What to work on. From the listing below, pick out each line with the word "числе".

Data supplied.
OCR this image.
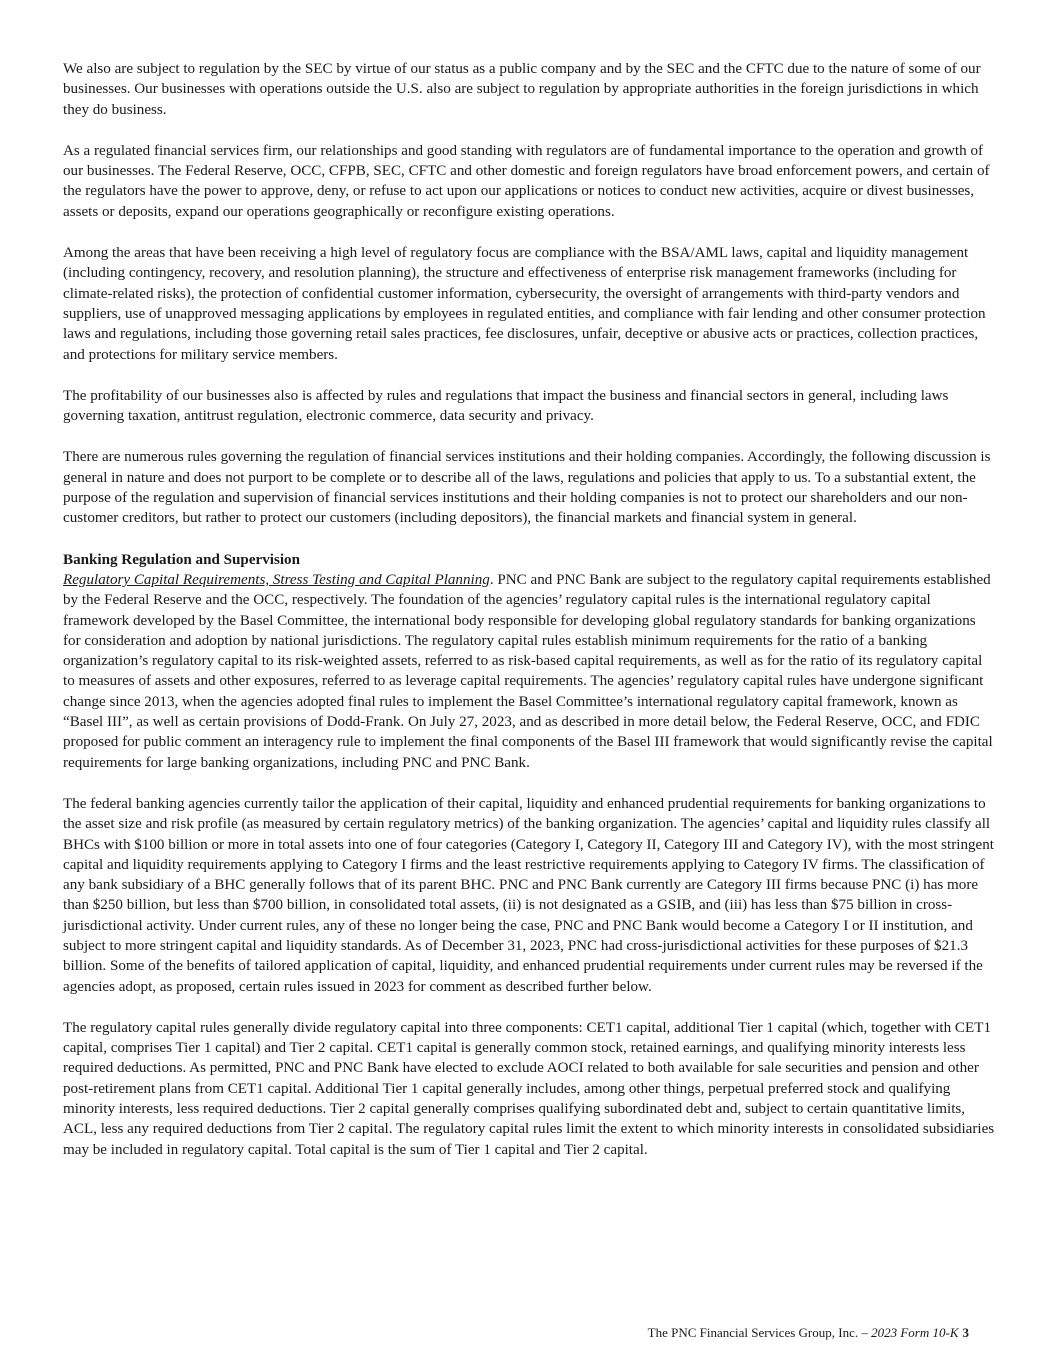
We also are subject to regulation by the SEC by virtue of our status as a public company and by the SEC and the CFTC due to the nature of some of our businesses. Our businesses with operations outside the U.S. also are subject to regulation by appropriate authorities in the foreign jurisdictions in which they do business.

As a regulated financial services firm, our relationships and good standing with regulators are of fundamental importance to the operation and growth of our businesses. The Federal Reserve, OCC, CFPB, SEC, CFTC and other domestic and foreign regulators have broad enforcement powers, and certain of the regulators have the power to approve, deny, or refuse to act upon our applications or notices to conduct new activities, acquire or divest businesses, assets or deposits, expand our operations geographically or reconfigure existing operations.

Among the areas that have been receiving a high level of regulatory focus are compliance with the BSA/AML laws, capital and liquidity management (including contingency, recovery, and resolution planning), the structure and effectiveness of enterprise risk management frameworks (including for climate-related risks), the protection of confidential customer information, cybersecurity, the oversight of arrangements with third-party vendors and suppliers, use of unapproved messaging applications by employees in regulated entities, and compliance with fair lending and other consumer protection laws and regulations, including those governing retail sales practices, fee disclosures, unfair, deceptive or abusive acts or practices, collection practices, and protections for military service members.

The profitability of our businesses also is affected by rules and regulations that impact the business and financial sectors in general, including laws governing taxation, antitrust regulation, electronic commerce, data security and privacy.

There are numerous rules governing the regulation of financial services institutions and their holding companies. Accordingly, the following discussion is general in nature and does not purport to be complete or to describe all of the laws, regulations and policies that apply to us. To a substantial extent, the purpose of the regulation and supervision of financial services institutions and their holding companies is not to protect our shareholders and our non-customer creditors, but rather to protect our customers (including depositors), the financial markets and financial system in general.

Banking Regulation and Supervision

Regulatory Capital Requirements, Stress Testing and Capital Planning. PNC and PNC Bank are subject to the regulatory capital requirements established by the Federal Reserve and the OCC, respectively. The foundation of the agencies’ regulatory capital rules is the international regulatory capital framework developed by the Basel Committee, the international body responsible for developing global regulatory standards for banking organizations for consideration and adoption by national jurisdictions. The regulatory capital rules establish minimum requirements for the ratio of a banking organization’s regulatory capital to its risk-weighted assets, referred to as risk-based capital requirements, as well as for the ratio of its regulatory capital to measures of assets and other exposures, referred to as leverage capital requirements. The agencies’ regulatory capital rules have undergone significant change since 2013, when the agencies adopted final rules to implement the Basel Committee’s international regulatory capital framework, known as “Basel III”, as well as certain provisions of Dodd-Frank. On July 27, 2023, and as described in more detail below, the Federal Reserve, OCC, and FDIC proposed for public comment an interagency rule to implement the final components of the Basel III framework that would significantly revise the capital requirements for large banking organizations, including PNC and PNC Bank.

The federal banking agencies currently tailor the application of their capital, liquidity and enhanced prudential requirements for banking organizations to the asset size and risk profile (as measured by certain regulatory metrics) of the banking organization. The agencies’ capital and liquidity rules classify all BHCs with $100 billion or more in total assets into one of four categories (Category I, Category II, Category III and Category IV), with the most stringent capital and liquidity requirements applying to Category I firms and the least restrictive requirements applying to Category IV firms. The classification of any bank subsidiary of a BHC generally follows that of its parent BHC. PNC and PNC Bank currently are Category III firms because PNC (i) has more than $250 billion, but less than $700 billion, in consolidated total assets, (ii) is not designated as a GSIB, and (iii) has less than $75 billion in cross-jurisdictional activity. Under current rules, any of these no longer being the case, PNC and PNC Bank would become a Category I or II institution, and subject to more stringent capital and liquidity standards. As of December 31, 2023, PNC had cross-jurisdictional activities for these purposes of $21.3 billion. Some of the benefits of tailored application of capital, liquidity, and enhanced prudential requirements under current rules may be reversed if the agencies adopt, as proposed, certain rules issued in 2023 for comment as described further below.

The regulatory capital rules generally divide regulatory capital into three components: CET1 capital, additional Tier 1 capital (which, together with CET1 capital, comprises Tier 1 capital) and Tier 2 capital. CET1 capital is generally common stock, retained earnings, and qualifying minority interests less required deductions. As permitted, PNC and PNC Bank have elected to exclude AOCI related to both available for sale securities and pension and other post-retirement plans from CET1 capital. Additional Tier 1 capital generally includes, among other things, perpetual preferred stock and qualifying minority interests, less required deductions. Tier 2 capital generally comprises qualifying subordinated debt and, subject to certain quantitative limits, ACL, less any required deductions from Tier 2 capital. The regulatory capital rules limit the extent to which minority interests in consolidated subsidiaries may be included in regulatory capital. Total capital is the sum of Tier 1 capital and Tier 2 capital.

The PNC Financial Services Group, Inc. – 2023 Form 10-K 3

==

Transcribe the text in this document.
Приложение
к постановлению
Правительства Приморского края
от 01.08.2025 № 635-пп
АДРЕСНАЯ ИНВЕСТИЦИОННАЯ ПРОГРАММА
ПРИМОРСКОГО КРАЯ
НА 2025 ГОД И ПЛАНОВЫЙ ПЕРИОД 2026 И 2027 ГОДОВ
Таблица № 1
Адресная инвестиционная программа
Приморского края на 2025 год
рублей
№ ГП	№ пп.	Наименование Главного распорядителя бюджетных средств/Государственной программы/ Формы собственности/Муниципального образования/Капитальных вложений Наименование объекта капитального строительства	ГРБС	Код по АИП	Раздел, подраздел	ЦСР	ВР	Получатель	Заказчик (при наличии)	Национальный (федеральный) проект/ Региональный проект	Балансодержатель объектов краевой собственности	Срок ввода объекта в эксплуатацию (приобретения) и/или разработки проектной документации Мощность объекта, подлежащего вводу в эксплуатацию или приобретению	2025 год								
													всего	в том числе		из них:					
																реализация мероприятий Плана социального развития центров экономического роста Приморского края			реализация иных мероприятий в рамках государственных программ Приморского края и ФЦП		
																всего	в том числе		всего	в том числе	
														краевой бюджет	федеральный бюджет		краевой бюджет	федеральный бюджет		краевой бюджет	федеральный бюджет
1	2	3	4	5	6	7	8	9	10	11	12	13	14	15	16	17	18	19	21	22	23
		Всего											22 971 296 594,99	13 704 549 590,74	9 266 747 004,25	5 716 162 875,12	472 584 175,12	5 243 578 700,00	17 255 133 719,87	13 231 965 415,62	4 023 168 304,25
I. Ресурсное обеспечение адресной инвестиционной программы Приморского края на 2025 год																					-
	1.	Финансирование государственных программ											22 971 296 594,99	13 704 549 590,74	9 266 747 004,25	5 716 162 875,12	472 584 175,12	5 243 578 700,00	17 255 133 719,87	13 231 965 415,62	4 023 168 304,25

Worked answer.
													всего	в том числе		из них:					
																всего	в том числе		всего	в том числе	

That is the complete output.